**Supplied text**:
>> Begin

The state Senate that once blocked one of its former members, Andrew J. McDonald, from ascending to chief justice of the Connecticut Supreme Court quickly and quietly confirmed him Friday for a second term as an associate justice.
Two years ago, Republicans voted as a bloc in an evenly divided Senate to deny McDonald a place a history as the first openly gay chief justice of the highest court in any state, denouncing him as a judicial activist unfit to lead the state’s judiciary.
On Friday, the Senate voted 26-6 to confirm the 54-year-old jurist for a second eight-year term on the court. The House voted 104-37 for the nomination Thursday.
The only senators who rose to speak did so in praise of the justice, among them Sen. John A. Kissel, R-Enfield, the ranking Republican on the Judiciary Committee.
Before saying McDonald deserved reappointment, Kissel referred to the extraordinarily bitter nomination fight from two years ago in the blandest terms, saying “That did not work out for him.”
Republicans are much diminished in the Senate since the fight in 2018. They had won 18 of the 36 seats in 2016, sharing a measure of power with Democrats in the 2017 and 2018 sessions. After losing seats in 2018 and 2020, they now have only 12 members.

>> End

**Material supplied**:

>> Begin

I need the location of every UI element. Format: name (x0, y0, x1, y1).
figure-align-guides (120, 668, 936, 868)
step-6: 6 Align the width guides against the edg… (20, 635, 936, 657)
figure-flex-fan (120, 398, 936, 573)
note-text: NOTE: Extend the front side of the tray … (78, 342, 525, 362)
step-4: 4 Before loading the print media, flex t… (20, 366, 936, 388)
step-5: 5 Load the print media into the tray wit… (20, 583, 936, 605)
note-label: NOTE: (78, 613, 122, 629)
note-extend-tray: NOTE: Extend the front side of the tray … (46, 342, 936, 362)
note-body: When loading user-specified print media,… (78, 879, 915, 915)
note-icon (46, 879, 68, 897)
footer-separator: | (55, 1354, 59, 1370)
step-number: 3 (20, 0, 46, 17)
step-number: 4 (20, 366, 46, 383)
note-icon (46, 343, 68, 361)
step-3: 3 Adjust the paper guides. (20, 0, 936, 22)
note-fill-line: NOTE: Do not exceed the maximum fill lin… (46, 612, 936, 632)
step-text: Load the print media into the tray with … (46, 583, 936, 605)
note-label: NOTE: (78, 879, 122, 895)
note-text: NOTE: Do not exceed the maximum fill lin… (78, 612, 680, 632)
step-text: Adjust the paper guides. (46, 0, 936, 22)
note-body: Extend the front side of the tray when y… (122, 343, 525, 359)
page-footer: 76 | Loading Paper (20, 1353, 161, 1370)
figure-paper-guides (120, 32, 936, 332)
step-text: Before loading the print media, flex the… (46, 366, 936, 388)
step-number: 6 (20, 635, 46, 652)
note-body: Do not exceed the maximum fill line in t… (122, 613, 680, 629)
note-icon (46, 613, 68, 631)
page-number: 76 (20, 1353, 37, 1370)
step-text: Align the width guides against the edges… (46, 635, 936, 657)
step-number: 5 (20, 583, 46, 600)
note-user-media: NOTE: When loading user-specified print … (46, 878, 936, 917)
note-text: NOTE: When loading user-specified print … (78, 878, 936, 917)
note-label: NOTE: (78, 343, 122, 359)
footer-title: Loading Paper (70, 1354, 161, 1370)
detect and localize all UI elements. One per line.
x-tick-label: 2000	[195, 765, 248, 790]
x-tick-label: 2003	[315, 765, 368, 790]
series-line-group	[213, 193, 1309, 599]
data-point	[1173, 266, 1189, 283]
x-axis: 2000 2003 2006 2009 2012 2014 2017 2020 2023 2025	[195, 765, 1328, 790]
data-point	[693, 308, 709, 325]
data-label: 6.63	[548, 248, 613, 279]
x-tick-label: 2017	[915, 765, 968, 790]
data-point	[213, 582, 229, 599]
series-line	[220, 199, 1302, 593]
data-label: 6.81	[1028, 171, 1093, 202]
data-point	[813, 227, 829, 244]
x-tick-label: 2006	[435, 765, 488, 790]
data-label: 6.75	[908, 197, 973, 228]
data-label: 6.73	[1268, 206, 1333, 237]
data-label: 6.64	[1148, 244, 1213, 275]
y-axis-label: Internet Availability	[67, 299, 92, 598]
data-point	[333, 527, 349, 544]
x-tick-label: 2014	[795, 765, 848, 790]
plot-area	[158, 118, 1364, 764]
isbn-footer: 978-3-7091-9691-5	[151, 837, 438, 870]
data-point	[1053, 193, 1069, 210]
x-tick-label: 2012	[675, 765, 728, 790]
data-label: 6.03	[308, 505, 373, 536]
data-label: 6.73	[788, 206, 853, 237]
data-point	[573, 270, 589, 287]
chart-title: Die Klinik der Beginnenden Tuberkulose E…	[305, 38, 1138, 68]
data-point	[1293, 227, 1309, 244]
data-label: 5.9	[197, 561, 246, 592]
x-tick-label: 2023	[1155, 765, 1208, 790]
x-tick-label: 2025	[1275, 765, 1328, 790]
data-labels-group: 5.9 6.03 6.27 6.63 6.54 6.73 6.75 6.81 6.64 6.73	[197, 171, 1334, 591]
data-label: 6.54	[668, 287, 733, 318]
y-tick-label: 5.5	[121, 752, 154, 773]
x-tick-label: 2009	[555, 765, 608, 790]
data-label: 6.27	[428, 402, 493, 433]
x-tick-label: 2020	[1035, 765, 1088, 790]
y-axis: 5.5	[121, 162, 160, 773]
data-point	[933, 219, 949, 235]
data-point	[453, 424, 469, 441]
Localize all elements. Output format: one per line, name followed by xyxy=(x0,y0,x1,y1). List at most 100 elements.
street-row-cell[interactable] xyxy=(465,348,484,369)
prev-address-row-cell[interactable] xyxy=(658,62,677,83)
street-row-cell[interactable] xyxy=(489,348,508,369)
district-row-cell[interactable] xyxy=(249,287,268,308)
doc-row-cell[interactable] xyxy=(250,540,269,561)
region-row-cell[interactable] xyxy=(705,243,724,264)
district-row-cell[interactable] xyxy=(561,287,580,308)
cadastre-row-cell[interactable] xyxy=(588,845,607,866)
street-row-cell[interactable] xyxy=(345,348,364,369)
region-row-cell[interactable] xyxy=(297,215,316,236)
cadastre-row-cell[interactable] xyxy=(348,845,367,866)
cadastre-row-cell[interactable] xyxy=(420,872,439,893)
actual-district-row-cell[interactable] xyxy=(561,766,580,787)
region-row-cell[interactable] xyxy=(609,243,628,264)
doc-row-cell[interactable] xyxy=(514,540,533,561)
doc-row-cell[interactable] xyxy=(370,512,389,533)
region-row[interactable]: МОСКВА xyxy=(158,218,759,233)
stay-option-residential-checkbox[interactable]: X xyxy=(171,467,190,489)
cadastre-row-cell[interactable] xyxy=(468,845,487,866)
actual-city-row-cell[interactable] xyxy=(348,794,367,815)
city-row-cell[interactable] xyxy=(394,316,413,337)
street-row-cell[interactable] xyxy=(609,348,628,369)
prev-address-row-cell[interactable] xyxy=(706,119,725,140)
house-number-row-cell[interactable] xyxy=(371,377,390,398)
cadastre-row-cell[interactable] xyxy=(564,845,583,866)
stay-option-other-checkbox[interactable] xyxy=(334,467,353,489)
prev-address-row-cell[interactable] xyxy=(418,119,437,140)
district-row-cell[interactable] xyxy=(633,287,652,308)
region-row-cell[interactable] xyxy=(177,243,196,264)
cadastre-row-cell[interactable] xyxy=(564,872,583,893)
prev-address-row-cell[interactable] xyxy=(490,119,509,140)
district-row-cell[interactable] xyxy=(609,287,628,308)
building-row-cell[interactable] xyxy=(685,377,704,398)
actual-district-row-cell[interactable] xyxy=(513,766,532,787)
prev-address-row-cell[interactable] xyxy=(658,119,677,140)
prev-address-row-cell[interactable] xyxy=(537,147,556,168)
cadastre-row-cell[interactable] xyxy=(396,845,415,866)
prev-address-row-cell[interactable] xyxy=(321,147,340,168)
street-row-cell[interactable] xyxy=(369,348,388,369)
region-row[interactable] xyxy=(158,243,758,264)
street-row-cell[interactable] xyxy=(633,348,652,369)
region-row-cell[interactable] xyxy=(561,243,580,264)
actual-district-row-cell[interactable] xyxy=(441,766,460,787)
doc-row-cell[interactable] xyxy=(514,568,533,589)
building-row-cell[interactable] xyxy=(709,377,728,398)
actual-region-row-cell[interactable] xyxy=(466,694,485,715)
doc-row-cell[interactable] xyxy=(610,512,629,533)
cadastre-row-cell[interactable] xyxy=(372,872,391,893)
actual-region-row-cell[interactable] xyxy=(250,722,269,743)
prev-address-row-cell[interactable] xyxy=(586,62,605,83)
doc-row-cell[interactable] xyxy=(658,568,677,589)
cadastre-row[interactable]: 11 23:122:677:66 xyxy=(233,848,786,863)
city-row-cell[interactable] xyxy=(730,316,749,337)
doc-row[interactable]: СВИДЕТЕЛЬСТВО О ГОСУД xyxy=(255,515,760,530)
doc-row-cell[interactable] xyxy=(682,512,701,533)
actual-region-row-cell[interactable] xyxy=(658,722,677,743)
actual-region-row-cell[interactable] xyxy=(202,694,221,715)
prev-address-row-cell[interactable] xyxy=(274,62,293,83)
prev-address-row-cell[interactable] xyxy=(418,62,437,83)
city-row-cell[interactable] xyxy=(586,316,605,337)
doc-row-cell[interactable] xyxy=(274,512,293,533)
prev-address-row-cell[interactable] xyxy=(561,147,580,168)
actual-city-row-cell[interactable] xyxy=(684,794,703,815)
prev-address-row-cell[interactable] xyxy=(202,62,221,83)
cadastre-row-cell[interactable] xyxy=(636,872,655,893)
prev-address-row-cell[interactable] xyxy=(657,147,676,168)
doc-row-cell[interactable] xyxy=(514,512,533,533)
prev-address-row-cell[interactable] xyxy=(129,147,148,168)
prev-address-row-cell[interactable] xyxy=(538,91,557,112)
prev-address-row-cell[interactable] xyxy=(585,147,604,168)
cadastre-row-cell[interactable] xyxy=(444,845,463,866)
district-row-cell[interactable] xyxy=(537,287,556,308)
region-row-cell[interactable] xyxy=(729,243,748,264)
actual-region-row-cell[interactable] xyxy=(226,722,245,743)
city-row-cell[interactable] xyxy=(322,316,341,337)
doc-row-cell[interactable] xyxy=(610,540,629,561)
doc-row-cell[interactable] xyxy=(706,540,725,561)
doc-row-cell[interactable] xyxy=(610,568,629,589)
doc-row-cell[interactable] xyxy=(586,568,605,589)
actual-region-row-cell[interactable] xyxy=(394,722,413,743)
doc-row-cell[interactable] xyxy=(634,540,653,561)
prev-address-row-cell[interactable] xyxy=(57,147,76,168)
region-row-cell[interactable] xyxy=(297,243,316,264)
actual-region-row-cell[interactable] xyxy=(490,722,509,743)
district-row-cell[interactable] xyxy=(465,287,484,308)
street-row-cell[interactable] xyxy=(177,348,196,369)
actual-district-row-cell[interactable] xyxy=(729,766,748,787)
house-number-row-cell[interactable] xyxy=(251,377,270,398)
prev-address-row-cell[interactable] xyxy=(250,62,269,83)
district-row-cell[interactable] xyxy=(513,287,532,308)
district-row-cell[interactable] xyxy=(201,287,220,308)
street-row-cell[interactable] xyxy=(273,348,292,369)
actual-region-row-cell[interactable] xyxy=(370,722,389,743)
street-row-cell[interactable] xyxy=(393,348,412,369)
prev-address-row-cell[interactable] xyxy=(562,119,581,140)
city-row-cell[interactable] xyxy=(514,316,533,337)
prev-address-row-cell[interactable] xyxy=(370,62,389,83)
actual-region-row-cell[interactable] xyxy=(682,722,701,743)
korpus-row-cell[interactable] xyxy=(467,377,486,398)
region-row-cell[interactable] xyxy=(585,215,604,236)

>> End

**Requirements**: Carry on the news article about the Connecticut Senate confirming Andrew J. McDonald to a second term, starting right after its final sentence.

**Exercise response**:
Six of those 12 Republicans cast the only no votes Friday. Five others voted for confirmation, including the caucus leader and deputy leader, Sens. Kevin Kelly of Stratford and Paul Formica of East Lyme.
Formica said after the vote that the arguments used against McDonald’s nomination for chief justice no longer were relevant.
“I think this a question of a voice on the Supreme Court, not being the leader of the Supreme Court,” Formica said. “And for me, that was the difference.”
Sen. Rob Sampson, R-Wolcott, a conservative critic of McDonald, recused himself. His appeal of a State Elections Enforcement Commission ruling against him in a campaign finance case is pending before the court.
As a Democratic state senator from Stamford, McDonald was the co-chair of the Judiciary Committee. He left the Senate to become the top legal adviser to Gov. Dannel P. Malloy, who nominated McDonald as an associate justice in 2013 and then as chief justice in 2018.
Malloy’s successor, Gov. Ned Lamont, nominated McDonald for a second term.
Judges of the Superior, Appellate and Supreme courts are nominated by governors and confirmed by lawmakers to eight-year terms. Absent cause, the jurists can expect reappointment until the mandatory retirement age of 70.
His promotion to chief justice offered critics of McDonald an opportunity to vote against him without breaking the legislature’s tradition of not using a controversial opinion to deny a justice reappointment. It also came at a time of rare strength for the GOP.
In 2018, the Republicans held an effective 18-17 majority on the question of McDonald’s confirmation as chief justice.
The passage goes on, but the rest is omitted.